§ **What the exercise asks**:
Output the material below in its entirety, exactly as given.

"""

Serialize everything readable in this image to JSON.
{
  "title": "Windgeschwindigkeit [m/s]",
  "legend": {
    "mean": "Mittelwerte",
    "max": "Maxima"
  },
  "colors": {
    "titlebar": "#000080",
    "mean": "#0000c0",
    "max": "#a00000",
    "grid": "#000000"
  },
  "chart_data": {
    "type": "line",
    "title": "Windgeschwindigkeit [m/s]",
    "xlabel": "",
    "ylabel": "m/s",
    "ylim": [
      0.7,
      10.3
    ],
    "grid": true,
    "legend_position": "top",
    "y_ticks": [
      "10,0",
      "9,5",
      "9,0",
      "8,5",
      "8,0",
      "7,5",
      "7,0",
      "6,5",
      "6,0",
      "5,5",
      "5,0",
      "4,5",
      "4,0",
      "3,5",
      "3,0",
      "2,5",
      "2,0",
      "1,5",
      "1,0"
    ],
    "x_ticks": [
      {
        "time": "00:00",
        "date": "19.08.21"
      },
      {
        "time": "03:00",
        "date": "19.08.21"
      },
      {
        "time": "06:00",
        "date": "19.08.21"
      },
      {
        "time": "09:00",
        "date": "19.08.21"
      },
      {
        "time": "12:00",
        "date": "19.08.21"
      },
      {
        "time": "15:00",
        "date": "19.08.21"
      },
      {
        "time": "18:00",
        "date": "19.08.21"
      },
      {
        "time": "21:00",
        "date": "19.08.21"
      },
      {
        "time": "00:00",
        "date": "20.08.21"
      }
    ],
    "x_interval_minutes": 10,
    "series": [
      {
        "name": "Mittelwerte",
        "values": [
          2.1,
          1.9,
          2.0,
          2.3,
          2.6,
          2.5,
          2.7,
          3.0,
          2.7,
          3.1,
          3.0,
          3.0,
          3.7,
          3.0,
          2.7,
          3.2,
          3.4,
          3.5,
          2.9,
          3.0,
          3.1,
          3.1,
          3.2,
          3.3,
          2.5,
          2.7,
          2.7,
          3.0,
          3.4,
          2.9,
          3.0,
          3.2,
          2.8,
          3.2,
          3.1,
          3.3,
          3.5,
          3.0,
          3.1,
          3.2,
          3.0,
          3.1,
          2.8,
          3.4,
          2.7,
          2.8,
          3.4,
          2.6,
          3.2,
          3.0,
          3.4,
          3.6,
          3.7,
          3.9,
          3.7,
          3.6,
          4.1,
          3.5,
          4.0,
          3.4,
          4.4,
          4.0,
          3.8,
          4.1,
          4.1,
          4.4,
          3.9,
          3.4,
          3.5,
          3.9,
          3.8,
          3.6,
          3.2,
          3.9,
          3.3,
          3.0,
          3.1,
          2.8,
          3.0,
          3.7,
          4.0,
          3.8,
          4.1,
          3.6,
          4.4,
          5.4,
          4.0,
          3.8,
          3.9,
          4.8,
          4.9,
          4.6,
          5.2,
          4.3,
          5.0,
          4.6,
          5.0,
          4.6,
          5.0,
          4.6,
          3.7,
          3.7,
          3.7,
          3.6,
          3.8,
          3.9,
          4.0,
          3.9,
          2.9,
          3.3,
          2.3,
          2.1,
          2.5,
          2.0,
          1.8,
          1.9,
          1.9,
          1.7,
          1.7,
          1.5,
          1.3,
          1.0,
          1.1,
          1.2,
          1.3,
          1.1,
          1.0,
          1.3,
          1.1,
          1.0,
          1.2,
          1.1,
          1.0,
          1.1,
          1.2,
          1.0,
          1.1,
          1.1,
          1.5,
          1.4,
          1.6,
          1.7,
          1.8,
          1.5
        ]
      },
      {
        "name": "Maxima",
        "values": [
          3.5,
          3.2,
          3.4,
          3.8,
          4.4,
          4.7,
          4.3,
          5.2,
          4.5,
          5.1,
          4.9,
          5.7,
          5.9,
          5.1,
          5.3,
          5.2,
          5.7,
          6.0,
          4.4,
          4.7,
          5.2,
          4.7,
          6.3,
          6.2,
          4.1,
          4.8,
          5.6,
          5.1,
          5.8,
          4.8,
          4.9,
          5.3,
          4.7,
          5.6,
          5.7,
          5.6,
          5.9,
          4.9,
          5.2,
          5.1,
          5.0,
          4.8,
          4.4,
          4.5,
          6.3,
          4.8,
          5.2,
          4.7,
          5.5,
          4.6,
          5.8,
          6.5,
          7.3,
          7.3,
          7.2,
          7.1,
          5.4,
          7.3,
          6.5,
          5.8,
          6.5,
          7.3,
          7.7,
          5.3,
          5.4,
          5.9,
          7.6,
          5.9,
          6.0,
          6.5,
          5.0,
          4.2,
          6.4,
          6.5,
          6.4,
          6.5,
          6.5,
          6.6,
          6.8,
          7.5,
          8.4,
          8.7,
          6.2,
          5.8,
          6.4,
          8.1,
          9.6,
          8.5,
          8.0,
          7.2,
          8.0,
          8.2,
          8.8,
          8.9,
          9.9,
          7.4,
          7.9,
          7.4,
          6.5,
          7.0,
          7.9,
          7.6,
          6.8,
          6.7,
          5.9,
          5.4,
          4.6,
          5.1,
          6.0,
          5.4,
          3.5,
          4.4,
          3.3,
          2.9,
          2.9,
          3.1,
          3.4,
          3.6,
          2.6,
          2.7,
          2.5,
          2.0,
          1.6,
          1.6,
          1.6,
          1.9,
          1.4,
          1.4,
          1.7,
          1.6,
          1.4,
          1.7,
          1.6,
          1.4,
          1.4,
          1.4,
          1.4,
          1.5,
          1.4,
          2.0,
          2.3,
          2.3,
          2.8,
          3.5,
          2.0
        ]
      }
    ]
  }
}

"""

§ **Solution for this exercise**:
Serialize everything readable in this image to JSON.
{
  "title": "Windgeschwindigkeit [m/s]",
  "legend": {
    "mean": "Mittelwerte",
    "max": "Maxima"
  },
  "colors": {
    "titlebar": "#000080",
    "mean": "#0000c0",
    "max": "#a00000",
    "grid": "#000000"
  },
  "chart_data": {
    "type": "line",
    "title": "Windgeschwindigkeit [m/s]",
    "xlabel": "",
    "ylabel": "m/s",
    "ylim": [
      0.7,
      10.3
    ],
    "grid": true,
    "legend_position": "top",
    "y_ticks": [
      "10,0",
      "9,5",
      "9,0",
      "8,5",
      "8,0",
      "7,5",
      "7,0",
      "6,5",
      "6,0",
      "5,5",
      "5,0",
      "4,5",
      "4,0",
      "3,5",
      "3,0",
      "2,5",
      "2,0",
      "1,5",
      "1,0"
    ],
    "x_ticks": [
      {
        "time": "00:00",
        "date": "19.08.21"
      },
      {
        "time": "03:00",
        "date": "19.08.21"
      },
      {
        "time": "06:00",
        "date": "19.08.21"
      },
      {
        "time": "09:00",
        "date": "19.08.21"
      },
      {
        "time": "12:00",
        "date": "19.08.21"
      },
      {
        "time": "15:00",
        "date": "19.08.21"
      },
      {
        "time": "18:00",
        "date": "19.08.21"
      },
      {
        "time": "21:00",
        "date": "19.08.21"
      },
      {
        "time": "00:00",
        "date": "20.08.21"
      }
    ],
    "x_interval_minutes": 10,
    "series": [
      {
        "name": "Mittelwerte",
        "values": [
          2.1,
          1.9,
          2.0,
          2.3,
          2.6,
          2.5,
          2.7,
          3.0,
          2.7,
          3.1,
          3.0,
          3.0,
          3.7,
          3.0,
          2.7,
          3.2,
          3.4,
          3.5,
          2.9,
          3.0,
          3.1,
          3.1,
          3.2,
          3.3,
          2.5,
          2.7,
          2.7,
          3.0,
          3.4,
          2.9,
          3.0,
          3.2,
          2.8,
          3.2,
          3.1,
          3.3,
          3.5,
          3.0,
          3.1,
          3.2,
          3.0,
          3.1,
          2.8,
          3.4,
          2.7,
          2.8,
          3.4,
          2.6,
          3.2,
          3.0,
          3.4,
          3.6,
          3.7,
          3.9,
          3.7,
          3.6,
          4.1,
          3.5,
          4.0,
          3.4,
          4.4,
          4.0,
          3.8,
          4.1,
          4.1,
          4.4,
          3.9,
          3.4,
          3.5,
          3.9,
          3.8,
          3.6,
          3.2,
          3.9,
          3.3,
          3.0,
          3.1,
          2.8,
          3.0,
          3.7,
          4.0,
          3.8,
          4.1,
          3.6,
          4.4,
          5.4,
          4.0,
          3.8,
          3.9,
          4.8,
          4.9,
          4.6,
          5.2,
          4.3,
          5.0,
          4.6,
          5.0,
          4.6,
          5.0,
          4.6,
          3.7,
          3.7,
          3.7,
          3.6,
          3.8,
          3.9,
          4.0,
          3.9,
          2.9,
          3.3,
          2.3,
          2.1,
          2.5,
          2.0,
          1.8,
          1.9,
          1.9,
          1.7,
          1.7,
          1.5,
          1.3,
          1.0,
          1.1,
          1.2,
          1.3,
          1.1,
          1.0,
          1.3,
          1.1,
          1.0,
          1.2,
          1.1,
          1.0,
          1.1,
          1.2,
          1.0,
          1.1,
          1.1,
          1.5,
          1.4,
          1.6,
          1.7,
          1.8,
          1.5
        ]
      },
      {
        "name": "Maxima",
        "values": [
          3.5,
          3.2,
          3.4,
          3.8,
          4.4,
          4.7,
          4.3,
          5.2,
          4.5,
          5.1,
          4.9,
          5.7,
          5.9,
          5.1,
          5.3,
          5.2,
          5.7,
          6.0,
          4.4,
          4.7,
          5.2,
          4.7,
          6.3,
          6.2,
          4.1,
          4.8,
          5.6,
          5.1,
          5.8,
          4.8,
          4.9,
          5.3,
          4.7,
          5.6,
          5.7,
          5.6,
          5.9,
          4.9,
          5.2,
          5.1,
          5.0,
          4.8,
          4.4,
          4.5,
          6.3,
          4.8,
          5.2,
          4.7,
          5.5,
          4.6,
          5.8,
          6.5,
          7.3,
          7.3,
          7.2,
          7.1,
          5.4,
          7.3,
          6.5,
          5.8,
          6.5,
          7.3,
          7.7,
          5.3,
          5.4,
          5.9,
          7.6,
          5.9,
          6.0,
          6.5,
          5.0,
          4.2,
          6.4,
          6.5,
          6.4,
          6.5,
          6.5,
          6.6,
          6.8,
          7.5,
          8.4,
          8.7,
          6.2,
          5.8,
          6.4,
          8.1,
          9.6,
          8.5,
          8.0,
          7.2,
          8.0,
          8.2,
          8.8,
          8.9,
          9.9,
          7.4,
          7.9,
          7.4,
          6.5,
          7.0,
          7.9,
          7.6,
          6.8,
          6.7,
          5.9,
          5.4,
          4.6,
          5.1,
          6.0,
          5.4,
          3.5,
          4.4,
          3.3,
          2.9,
          2.9,
          3.1,
          3.4,
          3.6,
          2.6,
          2.7,
          2.5,
          2.0,
          1.6,
          1.6,
          1.6,
          1.9,
          1.4,
          1.4,
          1.7,
          1.6,
          1.4,
          1.7,
          1.6,
          1.4,
          1.4,
          1.4,
          1.4,
          1.5,
          1.4,
          2.0,
          2.3,
          2.3,
          2.8,
          3.5,
          2.0
        ]
      }
    ]
  }
}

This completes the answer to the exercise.